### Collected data

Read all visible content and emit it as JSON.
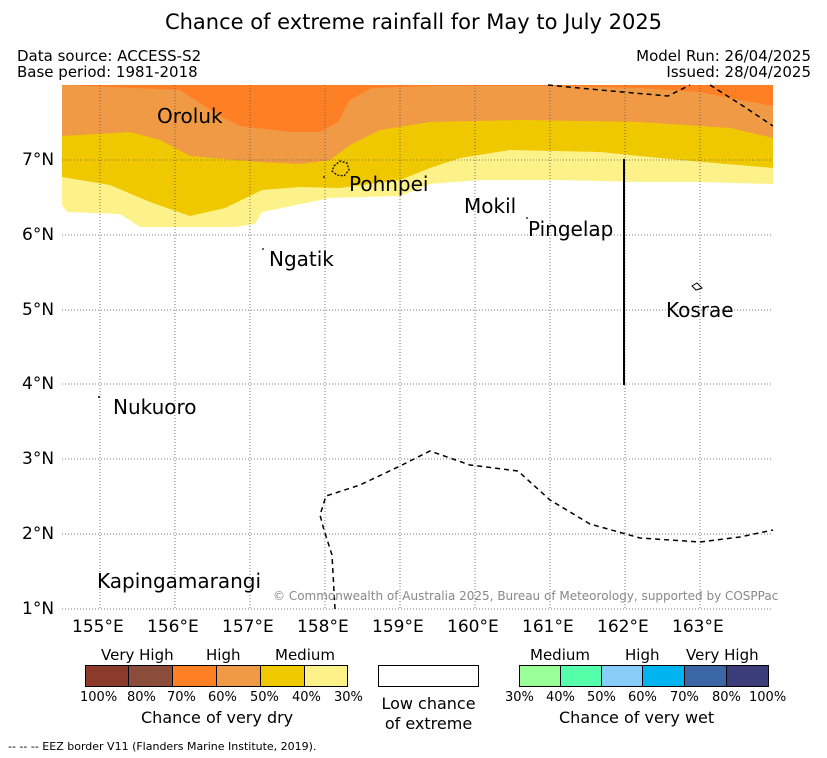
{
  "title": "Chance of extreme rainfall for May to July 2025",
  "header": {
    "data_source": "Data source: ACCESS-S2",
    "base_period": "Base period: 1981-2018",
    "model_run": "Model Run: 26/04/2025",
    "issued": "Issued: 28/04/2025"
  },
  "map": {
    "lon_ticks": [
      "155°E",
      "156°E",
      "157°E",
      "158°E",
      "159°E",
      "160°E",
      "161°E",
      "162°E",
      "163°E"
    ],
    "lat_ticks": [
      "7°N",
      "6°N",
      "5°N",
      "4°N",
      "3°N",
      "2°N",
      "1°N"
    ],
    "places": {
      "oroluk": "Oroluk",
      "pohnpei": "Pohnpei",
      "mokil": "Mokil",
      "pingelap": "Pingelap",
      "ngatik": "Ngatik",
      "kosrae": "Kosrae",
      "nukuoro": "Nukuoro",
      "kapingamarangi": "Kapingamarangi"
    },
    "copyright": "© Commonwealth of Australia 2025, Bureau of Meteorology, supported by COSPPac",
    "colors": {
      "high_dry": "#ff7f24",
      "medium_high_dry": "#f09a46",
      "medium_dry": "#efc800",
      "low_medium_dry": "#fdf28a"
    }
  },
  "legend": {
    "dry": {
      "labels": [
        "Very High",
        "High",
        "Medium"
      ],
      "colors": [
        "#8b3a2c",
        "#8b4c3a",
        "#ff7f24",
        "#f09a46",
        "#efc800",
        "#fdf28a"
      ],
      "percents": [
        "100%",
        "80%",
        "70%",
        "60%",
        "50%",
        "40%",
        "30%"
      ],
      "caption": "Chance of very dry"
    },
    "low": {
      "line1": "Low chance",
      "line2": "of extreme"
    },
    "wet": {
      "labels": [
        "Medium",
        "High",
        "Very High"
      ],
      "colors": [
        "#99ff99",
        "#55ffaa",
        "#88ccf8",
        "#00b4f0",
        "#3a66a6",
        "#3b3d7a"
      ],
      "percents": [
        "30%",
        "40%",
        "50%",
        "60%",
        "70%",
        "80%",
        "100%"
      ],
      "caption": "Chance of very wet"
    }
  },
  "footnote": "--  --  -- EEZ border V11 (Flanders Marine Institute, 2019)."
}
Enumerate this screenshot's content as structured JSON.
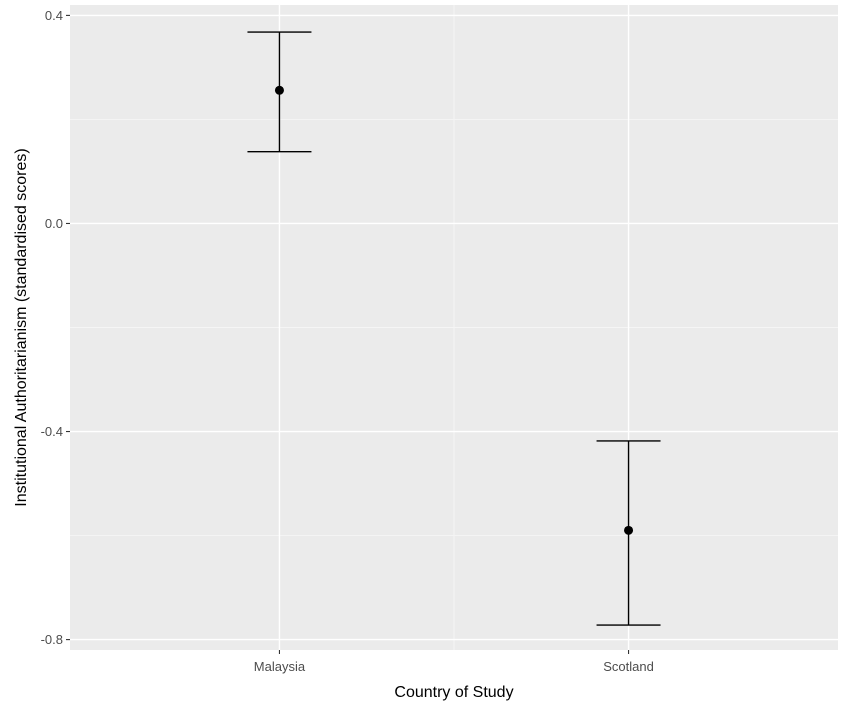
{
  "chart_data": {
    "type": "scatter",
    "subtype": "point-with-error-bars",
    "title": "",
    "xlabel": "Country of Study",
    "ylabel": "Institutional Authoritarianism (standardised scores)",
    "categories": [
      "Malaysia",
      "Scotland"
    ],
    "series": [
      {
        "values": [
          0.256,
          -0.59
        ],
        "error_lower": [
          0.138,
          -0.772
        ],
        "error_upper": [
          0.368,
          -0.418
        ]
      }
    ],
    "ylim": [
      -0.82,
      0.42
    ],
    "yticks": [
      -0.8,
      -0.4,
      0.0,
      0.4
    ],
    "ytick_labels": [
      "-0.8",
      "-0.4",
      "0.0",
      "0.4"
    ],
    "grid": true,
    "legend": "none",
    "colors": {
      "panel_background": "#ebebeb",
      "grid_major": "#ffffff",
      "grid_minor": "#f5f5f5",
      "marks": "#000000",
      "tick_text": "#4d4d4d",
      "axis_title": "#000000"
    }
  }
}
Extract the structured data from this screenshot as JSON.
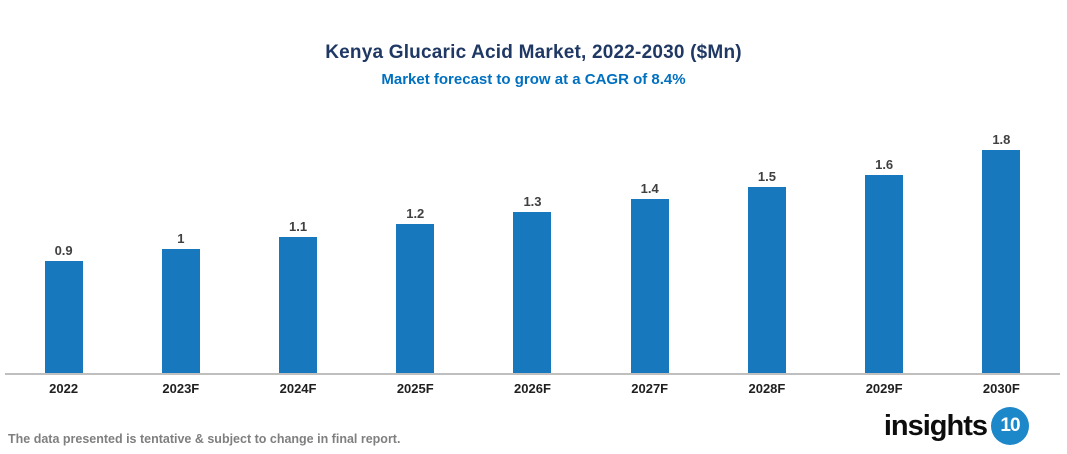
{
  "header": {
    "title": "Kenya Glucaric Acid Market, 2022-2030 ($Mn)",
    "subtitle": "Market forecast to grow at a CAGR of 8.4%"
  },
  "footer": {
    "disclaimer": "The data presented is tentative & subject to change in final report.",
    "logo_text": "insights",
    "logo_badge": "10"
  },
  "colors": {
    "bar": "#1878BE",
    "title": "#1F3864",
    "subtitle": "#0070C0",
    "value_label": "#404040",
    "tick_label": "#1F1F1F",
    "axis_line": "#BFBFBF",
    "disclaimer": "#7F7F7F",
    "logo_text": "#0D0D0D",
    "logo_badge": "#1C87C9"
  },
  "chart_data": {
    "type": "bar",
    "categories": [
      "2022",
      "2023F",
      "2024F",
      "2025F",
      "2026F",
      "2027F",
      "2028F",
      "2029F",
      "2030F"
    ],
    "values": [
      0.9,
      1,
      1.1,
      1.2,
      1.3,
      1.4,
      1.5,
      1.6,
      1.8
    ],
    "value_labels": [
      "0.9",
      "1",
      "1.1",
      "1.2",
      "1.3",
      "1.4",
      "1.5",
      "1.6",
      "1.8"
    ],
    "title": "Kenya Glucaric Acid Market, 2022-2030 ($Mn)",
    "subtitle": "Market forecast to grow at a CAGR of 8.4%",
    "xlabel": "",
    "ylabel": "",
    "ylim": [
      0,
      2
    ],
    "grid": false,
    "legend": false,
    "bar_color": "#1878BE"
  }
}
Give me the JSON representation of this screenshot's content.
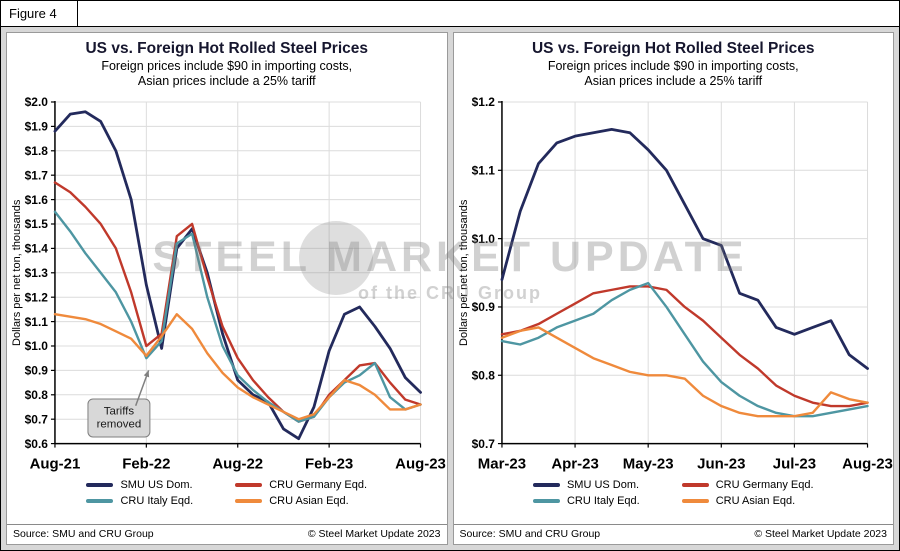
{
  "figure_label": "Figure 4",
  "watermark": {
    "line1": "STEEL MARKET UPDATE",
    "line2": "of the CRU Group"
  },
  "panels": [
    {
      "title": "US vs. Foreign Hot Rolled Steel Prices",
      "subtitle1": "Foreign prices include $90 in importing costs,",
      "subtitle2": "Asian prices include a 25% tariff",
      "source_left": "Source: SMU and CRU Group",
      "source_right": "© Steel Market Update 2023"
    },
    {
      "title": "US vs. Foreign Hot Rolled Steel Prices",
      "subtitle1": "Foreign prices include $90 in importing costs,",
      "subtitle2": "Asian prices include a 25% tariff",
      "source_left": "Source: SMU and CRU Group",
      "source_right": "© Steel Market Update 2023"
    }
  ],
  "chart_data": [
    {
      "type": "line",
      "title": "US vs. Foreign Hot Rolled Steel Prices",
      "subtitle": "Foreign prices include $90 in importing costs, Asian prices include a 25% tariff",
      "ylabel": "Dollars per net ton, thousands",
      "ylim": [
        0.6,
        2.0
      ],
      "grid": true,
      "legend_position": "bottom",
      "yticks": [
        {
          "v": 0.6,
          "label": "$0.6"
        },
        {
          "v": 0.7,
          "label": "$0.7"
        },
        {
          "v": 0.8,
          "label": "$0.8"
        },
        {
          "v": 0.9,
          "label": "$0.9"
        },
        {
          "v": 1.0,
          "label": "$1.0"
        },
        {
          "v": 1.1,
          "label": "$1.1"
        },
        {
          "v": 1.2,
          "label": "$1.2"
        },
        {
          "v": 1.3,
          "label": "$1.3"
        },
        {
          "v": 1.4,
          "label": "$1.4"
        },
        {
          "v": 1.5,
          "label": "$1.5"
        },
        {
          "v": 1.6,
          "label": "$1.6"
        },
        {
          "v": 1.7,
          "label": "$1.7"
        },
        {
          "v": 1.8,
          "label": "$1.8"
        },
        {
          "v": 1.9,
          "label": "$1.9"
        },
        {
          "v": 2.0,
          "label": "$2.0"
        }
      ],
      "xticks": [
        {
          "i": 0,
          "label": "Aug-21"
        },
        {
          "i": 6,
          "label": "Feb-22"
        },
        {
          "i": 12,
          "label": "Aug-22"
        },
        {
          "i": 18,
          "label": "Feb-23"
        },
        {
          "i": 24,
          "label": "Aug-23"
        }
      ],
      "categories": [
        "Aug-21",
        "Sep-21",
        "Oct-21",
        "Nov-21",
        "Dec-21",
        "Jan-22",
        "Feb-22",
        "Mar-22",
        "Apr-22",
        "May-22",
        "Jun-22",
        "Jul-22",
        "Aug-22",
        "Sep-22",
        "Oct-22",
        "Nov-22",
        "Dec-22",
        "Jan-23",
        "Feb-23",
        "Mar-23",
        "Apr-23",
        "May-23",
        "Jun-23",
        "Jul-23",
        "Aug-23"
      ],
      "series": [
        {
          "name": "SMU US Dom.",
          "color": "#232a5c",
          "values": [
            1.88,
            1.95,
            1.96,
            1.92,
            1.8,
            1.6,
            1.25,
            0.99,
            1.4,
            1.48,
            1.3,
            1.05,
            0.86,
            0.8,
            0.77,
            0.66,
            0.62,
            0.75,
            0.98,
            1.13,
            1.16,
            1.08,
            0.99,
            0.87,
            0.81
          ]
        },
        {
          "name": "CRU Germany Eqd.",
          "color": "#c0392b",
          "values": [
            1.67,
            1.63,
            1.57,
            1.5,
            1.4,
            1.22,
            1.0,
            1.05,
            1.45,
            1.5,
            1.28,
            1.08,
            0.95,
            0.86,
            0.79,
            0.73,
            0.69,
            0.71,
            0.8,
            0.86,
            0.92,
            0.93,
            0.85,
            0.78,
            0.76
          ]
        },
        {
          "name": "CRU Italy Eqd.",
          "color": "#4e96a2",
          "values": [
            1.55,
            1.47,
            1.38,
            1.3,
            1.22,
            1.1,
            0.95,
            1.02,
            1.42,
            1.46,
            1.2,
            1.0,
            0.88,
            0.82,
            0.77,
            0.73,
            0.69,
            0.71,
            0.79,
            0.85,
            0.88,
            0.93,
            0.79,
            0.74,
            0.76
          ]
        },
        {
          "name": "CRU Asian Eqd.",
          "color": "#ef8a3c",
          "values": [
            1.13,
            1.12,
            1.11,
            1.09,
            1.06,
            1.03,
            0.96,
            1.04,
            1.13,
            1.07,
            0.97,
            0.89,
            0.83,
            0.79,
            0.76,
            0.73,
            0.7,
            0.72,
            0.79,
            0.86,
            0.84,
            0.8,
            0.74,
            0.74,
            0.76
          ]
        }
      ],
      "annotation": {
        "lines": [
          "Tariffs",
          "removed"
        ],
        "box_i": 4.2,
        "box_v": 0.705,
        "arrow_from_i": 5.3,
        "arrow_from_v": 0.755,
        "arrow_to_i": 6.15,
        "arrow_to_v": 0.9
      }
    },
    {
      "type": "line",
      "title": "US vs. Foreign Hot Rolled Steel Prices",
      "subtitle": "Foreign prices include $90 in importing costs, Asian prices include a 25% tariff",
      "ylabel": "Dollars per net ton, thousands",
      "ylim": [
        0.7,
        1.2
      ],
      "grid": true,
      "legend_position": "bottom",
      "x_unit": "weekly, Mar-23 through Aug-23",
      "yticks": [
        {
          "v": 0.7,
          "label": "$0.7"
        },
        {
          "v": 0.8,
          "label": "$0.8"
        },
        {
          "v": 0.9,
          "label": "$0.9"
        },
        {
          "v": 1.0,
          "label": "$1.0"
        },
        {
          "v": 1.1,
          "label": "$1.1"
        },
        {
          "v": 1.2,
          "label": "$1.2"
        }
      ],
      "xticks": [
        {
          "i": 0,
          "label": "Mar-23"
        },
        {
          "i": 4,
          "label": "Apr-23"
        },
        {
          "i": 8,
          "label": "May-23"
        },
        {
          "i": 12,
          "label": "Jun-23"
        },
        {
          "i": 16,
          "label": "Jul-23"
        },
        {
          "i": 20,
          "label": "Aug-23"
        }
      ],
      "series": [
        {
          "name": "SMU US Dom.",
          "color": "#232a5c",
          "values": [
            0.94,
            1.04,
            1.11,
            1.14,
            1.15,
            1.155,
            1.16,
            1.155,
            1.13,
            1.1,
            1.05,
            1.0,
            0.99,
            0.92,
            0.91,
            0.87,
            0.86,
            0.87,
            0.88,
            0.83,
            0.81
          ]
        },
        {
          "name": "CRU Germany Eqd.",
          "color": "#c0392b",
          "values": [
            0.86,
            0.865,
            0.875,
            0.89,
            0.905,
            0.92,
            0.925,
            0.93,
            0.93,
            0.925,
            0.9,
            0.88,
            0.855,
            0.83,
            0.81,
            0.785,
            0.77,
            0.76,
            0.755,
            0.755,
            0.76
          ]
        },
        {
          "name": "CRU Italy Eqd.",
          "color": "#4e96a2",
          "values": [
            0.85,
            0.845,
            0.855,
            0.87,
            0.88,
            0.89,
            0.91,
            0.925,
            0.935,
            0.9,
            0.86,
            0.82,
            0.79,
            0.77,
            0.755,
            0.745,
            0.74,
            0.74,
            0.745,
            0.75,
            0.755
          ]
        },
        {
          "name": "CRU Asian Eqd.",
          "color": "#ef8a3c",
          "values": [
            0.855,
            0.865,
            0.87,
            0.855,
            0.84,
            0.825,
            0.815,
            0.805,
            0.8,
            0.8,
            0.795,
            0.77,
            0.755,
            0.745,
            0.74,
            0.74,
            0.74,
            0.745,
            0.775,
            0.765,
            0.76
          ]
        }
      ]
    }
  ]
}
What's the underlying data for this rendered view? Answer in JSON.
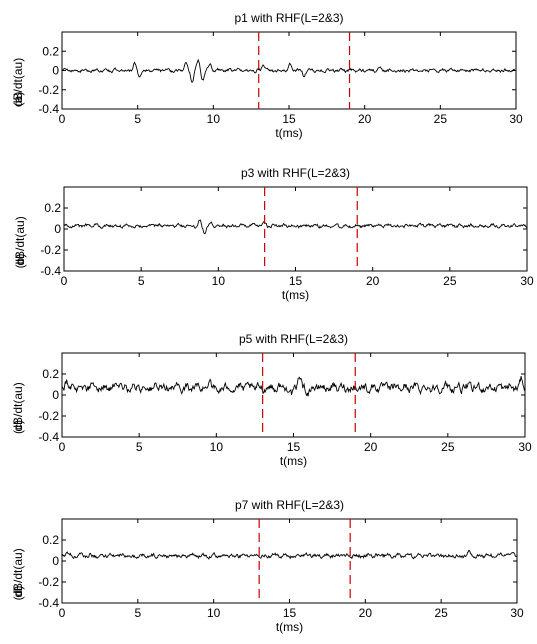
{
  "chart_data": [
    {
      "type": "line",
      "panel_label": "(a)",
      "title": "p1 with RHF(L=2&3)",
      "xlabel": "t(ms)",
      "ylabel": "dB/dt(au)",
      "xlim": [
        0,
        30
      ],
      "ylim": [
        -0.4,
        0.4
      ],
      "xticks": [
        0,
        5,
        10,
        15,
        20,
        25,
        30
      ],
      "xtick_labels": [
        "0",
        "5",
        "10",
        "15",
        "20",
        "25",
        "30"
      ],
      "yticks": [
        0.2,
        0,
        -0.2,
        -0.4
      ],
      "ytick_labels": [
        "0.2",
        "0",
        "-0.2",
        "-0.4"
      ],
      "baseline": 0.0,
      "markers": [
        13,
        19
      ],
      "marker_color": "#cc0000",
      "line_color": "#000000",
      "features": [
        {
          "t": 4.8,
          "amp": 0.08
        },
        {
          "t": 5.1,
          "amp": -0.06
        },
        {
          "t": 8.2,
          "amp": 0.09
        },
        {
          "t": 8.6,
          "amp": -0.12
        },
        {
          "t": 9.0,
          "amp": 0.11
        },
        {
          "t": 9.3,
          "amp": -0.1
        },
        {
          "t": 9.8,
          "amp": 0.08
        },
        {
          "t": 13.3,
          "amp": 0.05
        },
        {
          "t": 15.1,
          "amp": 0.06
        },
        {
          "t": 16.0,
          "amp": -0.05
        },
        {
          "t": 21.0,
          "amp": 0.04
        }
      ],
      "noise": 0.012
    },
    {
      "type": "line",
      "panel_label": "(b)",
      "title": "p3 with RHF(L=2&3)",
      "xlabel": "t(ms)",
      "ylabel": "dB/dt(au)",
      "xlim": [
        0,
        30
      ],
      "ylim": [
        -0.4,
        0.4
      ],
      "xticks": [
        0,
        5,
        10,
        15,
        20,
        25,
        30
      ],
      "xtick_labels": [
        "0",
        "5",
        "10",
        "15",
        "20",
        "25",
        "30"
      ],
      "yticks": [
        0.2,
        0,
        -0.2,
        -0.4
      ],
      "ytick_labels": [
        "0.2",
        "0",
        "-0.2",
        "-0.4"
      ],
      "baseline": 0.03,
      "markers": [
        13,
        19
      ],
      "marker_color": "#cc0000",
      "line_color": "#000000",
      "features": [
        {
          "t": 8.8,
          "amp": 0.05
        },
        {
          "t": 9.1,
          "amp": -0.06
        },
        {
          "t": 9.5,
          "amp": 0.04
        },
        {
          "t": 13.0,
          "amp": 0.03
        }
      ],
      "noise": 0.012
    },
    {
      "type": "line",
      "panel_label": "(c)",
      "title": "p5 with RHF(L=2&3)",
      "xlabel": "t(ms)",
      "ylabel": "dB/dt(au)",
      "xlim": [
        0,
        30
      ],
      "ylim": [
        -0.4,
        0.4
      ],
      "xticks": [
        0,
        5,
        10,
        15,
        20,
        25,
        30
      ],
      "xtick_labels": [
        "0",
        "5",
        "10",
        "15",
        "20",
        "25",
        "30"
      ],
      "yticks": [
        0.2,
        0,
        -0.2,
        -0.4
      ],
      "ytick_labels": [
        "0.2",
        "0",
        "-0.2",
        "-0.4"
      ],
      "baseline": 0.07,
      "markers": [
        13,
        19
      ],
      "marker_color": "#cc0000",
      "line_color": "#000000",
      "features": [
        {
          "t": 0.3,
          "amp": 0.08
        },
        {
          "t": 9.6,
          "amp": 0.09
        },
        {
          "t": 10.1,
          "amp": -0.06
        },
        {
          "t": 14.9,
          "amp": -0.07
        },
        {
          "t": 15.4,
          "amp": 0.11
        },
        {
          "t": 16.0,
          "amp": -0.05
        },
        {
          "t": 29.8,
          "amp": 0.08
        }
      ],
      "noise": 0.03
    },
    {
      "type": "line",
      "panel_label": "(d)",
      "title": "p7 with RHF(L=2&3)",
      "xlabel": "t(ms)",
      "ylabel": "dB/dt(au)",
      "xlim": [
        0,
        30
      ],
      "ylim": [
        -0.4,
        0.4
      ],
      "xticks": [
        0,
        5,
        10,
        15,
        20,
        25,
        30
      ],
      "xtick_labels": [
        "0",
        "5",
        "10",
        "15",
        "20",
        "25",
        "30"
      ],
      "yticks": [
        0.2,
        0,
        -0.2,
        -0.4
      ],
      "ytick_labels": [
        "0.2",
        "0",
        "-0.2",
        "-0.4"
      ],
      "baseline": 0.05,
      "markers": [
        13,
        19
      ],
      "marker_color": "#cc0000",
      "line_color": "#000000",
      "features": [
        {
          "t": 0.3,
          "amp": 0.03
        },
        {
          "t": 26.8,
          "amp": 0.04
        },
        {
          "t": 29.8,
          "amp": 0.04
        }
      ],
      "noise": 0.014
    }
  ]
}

### Given exercise
Within the material above, find the lines that contain the word "forecast"; copy them.

### Result
    "subtitle": "Market forecast to grow at a CAGR of 8.4%"
    "subtitle": "Market forecast to grow at a CAGR of 8.4%",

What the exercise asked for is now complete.